**Task directions:**
Pick out each line in these entries that contains the string "down".

**Collected data:**
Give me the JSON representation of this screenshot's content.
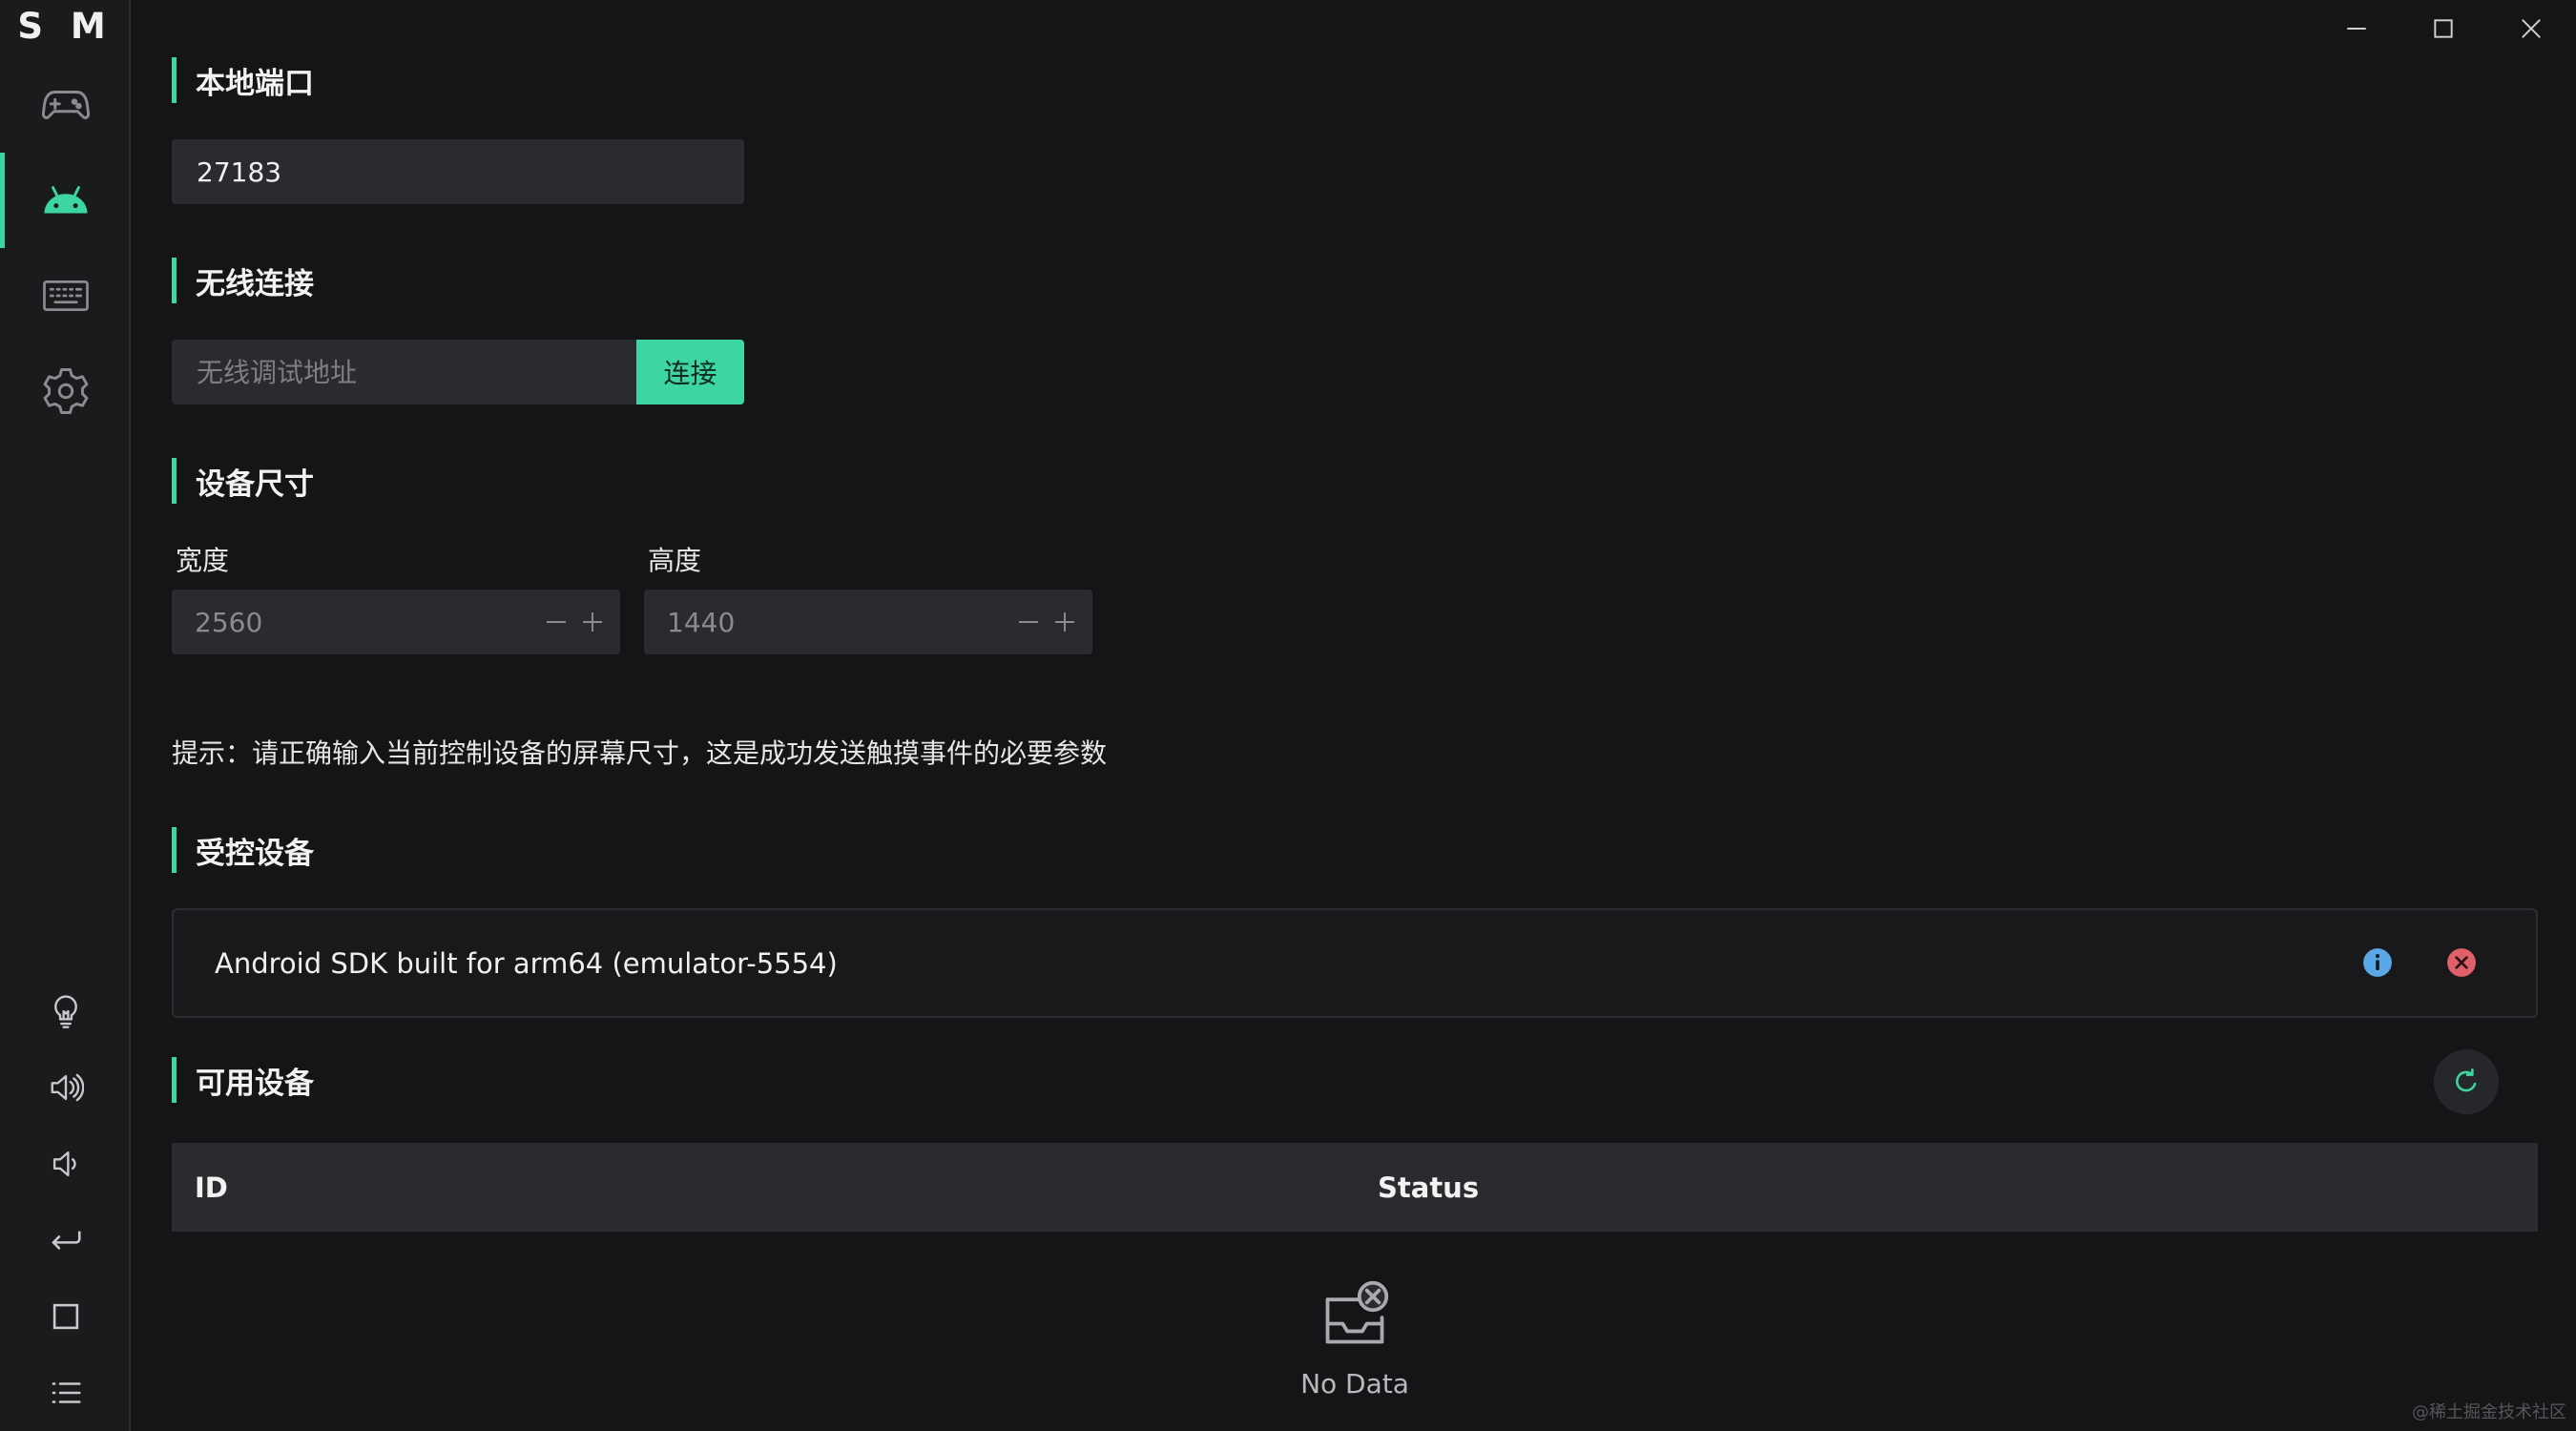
{
  "app": {
    "logo": "S M"
  },
  "sidebar": {
    "nav": [
      {
        "name": "gamepad",
        "icon": "gamepad-icon",
        "active": false
      },
      {
        "name": "android",
        "icon": "android-icon",
        "active": true
      },
      {
        "name": "keyboard",
        "icon": "keyboard-icon",
        "active": false
      },
      {
        "name": "settings",
        "icon": "gear-icon",
        "active": false
      }
    ],
    "tools": [
      {
        "name": "light",
        "icon": "lightbulb-icon"
      },
      {
        "name": "volume-up",
        "icon": "volume-up-icon"
      },
      {
        "name": "volume-down",
        "icon": "volume-down-icon"
      },
      {
        "name": "back",
        "icon": "back-arrow-icon"
      },
      {
        "name": "home",
        "icon": "square-icon"
      },
      {
        "name": "menu",
        "icon": "list-icon"
      }
    ]
  },
  "local_port": {
    "title": "本地端口",
    "value": "27183"
  },
  "wireless": {
    "title": "无线连接",
    "placeholder": "无线调试地址",
    "connect_label": "连接"
  },
  "device_size": {
    "title": "设备尺寸",
    "width_label": "宽度",
    "width_value": "2560",
    "height_label": "高度",
    "height_value": "1440"
  },
  "tip": "提示：请正确输入当前控制设备的屏幕尺寸，这是成功发送触摸事件的必要参数",
  "controlled": {
    "title": "受控设备",
    "device_name": "Android SDK built for arm64 (emulator-5554)"
  },
  "available": {
    "title": "可用设备",
    "columns": [
      "ID",
      "Status"
    ],
    "empty_text": "No Data"
  },
  "colors": {
    "accent": "#3ed6a0",
    "info": "#5aa9e6",
    "danger": "#e0606a"
  },
  "watermark": "@稀土掘金技术社区"
}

**Full answer:**
        "name": "volume-down",
        "icon": "volume-down-icon"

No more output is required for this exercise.